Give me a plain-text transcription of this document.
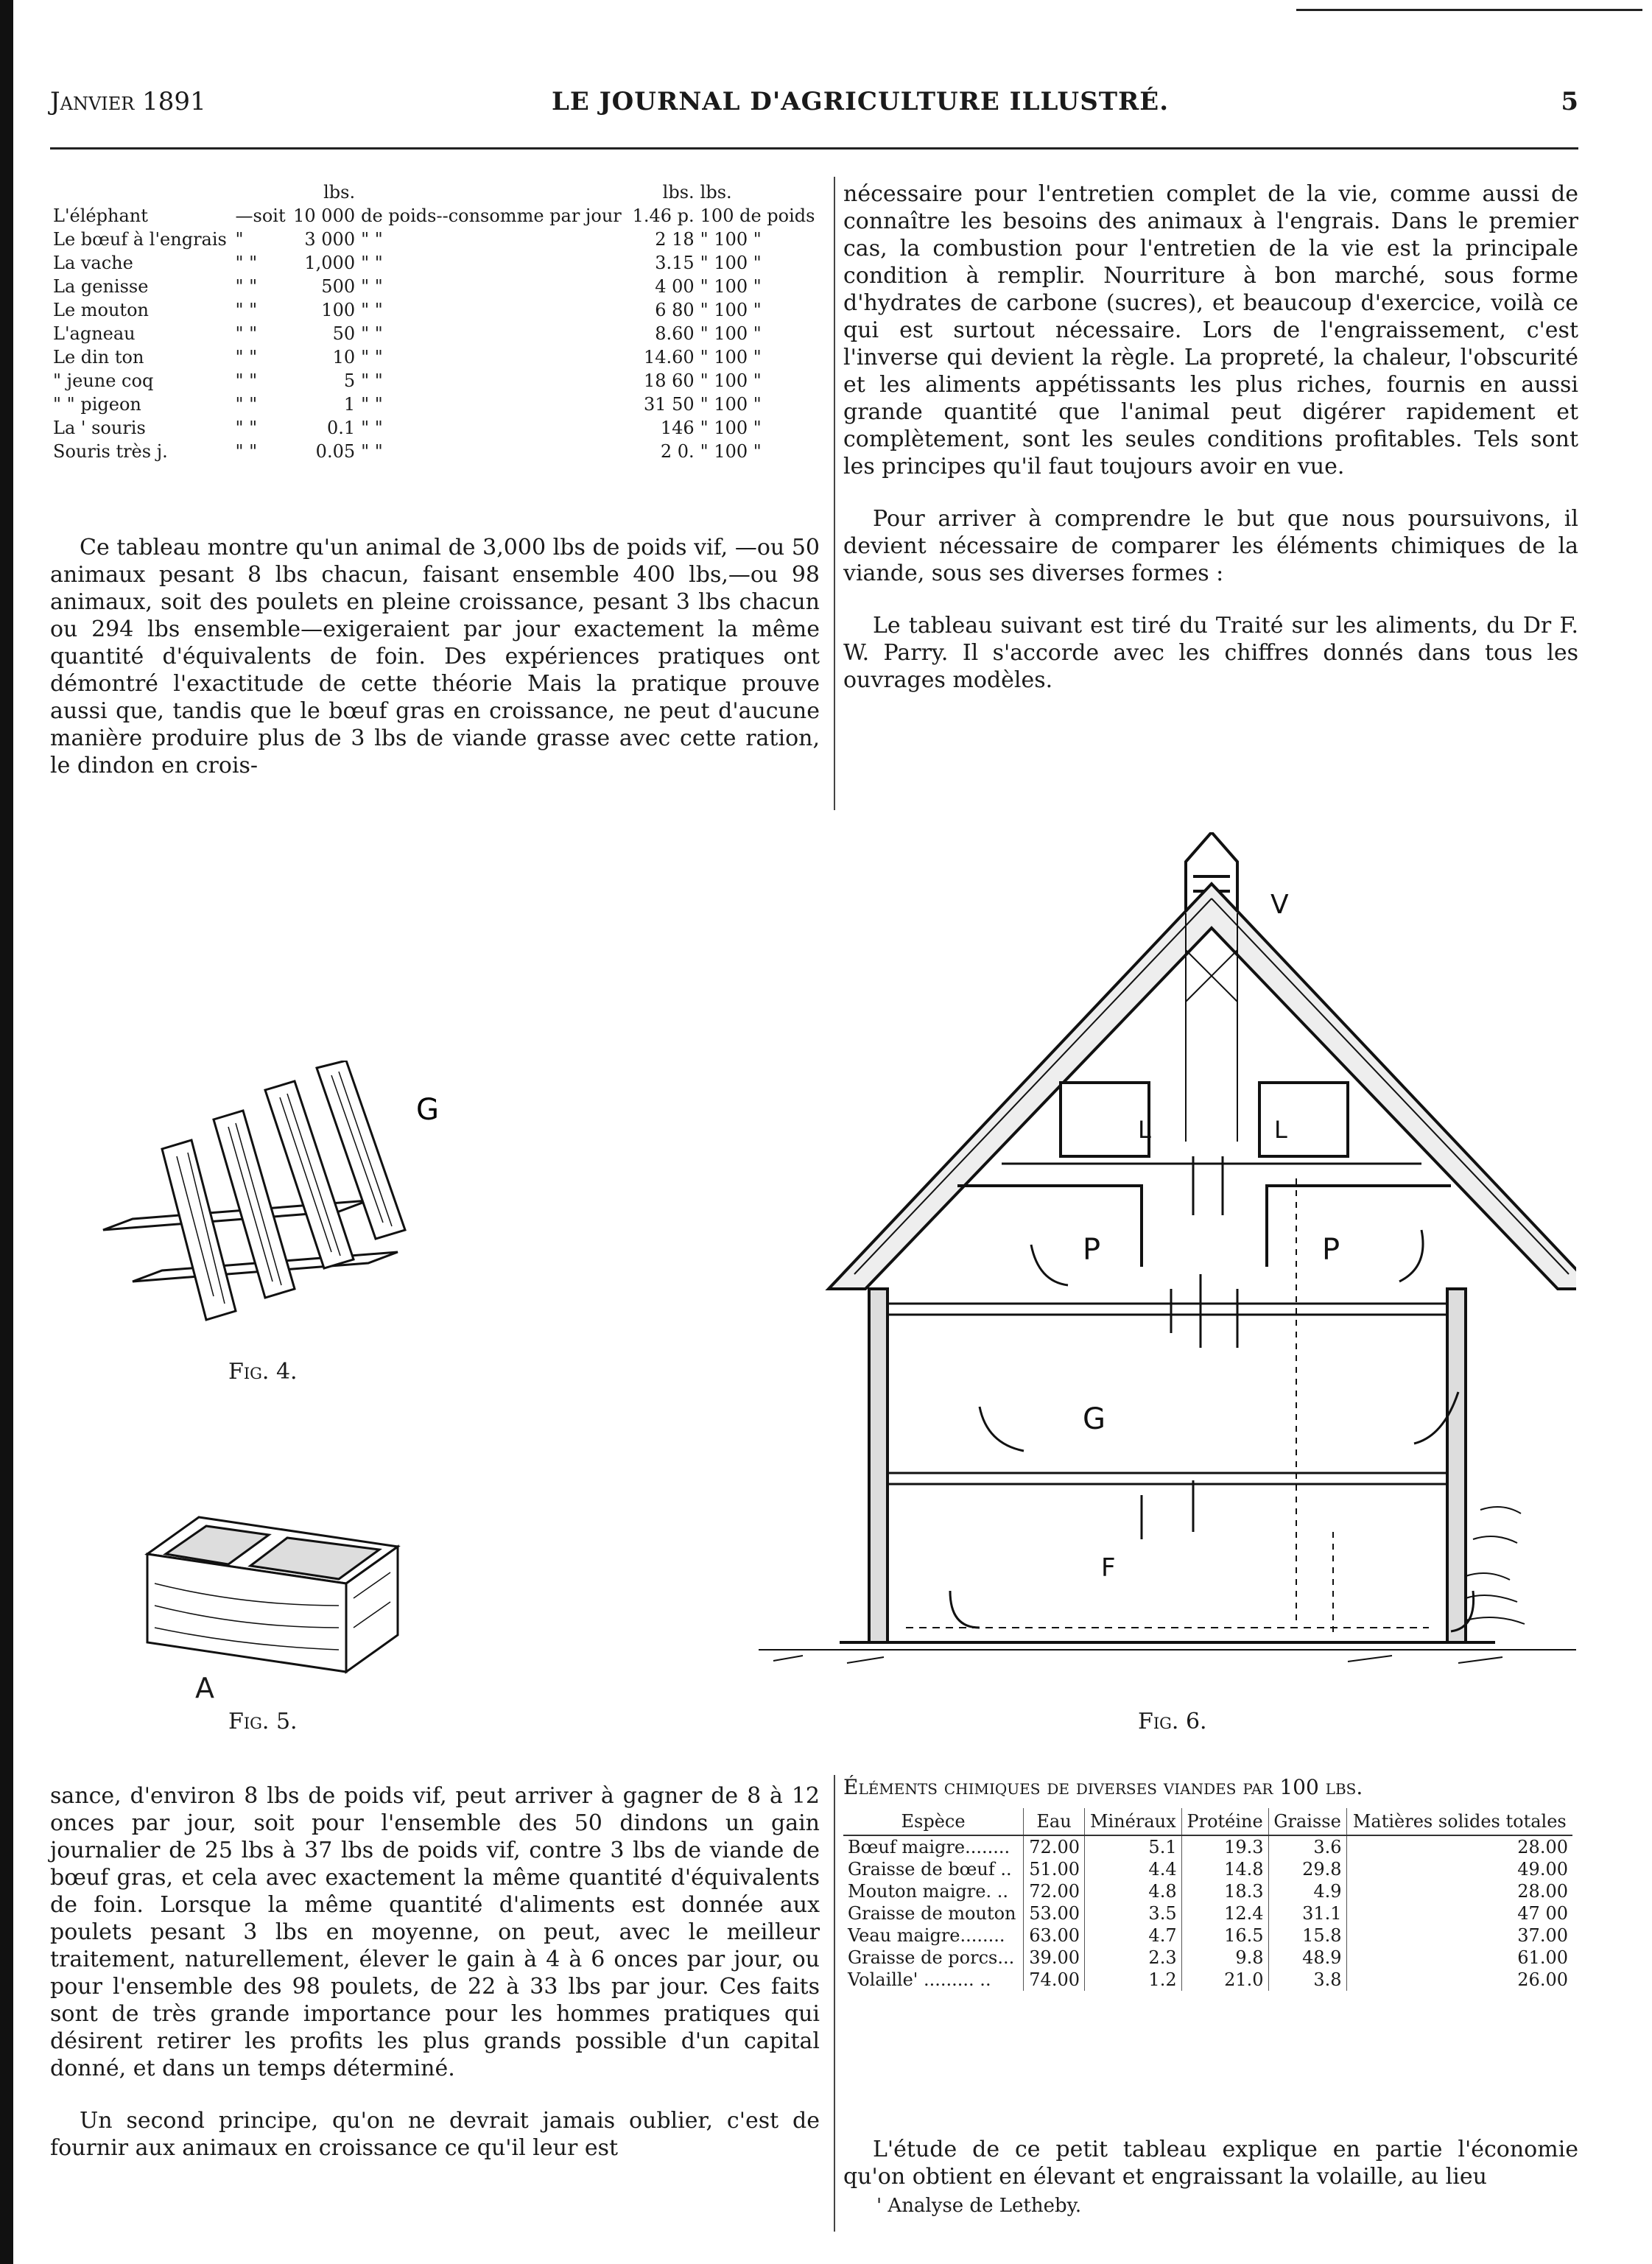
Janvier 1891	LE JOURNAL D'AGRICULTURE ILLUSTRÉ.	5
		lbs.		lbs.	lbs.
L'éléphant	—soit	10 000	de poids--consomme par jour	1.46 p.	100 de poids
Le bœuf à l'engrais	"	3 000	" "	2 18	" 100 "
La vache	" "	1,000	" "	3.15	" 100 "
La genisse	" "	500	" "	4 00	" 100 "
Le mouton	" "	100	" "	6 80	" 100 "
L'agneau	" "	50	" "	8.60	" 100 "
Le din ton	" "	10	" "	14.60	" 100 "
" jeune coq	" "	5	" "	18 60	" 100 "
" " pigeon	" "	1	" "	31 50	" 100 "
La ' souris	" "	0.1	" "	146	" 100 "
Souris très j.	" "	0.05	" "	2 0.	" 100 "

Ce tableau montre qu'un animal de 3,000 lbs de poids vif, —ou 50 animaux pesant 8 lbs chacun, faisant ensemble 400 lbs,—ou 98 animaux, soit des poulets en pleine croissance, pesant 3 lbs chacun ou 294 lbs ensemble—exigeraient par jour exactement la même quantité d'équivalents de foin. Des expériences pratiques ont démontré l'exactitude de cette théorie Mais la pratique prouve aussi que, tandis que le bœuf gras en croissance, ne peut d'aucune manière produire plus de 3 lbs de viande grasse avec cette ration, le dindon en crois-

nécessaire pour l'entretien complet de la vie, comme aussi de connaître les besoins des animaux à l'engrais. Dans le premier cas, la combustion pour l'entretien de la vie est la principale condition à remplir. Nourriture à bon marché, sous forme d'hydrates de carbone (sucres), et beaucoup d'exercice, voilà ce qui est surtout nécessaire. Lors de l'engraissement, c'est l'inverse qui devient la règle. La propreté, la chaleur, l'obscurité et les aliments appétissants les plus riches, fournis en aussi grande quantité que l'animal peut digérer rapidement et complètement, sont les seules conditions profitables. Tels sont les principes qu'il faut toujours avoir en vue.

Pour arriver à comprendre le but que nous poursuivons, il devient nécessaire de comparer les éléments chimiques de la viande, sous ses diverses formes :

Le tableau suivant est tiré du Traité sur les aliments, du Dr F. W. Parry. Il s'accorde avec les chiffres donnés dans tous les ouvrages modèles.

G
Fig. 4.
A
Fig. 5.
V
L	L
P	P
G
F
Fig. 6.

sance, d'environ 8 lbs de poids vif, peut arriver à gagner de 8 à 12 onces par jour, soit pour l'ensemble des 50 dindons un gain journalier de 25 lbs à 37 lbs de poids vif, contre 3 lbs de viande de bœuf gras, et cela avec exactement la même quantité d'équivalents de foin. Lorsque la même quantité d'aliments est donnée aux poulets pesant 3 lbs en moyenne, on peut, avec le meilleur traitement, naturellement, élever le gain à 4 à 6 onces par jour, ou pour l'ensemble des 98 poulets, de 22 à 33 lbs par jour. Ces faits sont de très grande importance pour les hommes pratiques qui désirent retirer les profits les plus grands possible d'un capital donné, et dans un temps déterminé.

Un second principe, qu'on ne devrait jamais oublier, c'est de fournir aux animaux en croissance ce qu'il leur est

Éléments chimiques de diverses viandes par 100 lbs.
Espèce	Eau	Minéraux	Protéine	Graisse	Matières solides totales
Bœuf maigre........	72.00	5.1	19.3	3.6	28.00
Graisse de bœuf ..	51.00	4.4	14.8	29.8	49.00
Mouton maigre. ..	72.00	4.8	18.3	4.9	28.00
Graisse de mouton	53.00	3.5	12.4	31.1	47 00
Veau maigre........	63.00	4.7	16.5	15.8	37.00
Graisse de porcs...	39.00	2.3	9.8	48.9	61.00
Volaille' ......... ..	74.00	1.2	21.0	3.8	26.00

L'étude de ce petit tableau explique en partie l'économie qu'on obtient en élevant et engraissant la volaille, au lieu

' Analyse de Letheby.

◇ ◇ ◇ ◇ ◇

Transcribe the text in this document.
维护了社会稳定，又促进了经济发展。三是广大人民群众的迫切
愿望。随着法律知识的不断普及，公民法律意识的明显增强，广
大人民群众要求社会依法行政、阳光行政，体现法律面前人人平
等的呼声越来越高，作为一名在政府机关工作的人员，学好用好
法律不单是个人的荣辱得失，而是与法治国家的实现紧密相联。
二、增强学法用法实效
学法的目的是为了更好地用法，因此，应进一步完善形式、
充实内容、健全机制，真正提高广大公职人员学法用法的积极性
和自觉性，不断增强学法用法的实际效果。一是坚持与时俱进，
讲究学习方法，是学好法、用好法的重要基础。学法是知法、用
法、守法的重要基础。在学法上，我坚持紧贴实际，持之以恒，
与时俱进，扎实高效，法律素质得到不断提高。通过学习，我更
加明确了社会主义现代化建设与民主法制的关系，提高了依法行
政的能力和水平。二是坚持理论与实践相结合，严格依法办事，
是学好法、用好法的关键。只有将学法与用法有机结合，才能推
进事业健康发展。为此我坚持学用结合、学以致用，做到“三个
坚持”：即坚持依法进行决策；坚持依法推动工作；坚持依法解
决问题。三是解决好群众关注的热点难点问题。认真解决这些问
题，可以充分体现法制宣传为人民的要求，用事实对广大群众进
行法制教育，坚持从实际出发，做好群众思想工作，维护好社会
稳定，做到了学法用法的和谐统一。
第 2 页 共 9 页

◇ ◇ ◇ ◇ ◇

DIRECTIONS: Track down every line holding the string "chimiques" and copy it.

OUTPUT FOR THIS TASK:
Pour arriver à comprendre le but que nous poursuivons, il devient nécessaire de comparer les éléments chimiques de la viande, sous ses diverses formes :
Éléments chimiques de diverses viandes par 100 lbs.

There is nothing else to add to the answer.